◆ **WHAT NEEDS TO BE DONE**
Read the listing and extract each line that includes the word "this".
-------- EXTRACTED DATA --------
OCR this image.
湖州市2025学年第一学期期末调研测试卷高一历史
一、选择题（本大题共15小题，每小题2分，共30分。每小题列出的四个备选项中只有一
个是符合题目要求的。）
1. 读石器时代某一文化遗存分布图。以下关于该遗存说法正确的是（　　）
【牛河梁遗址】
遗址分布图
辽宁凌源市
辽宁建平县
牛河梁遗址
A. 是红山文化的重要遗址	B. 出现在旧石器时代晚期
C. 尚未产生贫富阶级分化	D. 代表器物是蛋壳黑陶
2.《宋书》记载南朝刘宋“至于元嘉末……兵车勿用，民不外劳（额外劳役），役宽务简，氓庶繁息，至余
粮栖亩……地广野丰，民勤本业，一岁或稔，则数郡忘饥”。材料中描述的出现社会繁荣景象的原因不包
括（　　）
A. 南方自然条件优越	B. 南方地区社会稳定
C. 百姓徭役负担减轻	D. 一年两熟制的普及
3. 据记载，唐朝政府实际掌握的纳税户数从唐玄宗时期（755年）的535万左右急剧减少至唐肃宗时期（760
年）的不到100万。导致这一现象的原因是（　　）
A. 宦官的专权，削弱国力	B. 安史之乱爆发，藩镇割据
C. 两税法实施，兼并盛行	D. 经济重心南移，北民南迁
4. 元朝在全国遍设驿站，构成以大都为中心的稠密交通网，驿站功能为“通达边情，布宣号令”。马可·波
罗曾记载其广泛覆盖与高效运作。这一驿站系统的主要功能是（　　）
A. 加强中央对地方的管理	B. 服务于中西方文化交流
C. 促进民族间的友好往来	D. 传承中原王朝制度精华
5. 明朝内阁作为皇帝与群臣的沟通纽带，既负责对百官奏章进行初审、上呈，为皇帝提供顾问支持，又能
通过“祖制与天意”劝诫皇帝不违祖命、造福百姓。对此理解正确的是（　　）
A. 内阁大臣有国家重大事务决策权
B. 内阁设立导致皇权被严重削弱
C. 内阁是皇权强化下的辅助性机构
--------
-------- EXTRACTED DATA --------
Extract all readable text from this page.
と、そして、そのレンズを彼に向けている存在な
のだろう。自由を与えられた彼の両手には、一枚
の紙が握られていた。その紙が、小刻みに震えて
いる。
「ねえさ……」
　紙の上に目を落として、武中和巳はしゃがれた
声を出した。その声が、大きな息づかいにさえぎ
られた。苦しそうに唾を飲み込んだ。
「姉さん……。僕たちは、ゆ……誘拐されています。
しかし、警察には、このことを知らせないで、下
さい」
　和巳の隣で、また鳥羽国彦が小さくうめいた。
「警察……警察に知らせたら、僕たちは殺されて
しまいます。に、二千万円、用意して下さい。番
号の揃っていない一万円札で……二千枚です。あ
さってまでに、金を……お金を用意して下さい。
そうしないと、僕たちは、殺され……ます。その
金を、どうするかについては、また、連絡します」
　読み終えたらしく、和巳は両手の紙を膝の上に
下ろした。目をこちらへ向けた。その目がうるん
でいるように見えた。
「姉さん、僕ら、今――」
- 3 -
--------
◆ **OUTPUT**
OCR this image.
Extract all readable text from this page.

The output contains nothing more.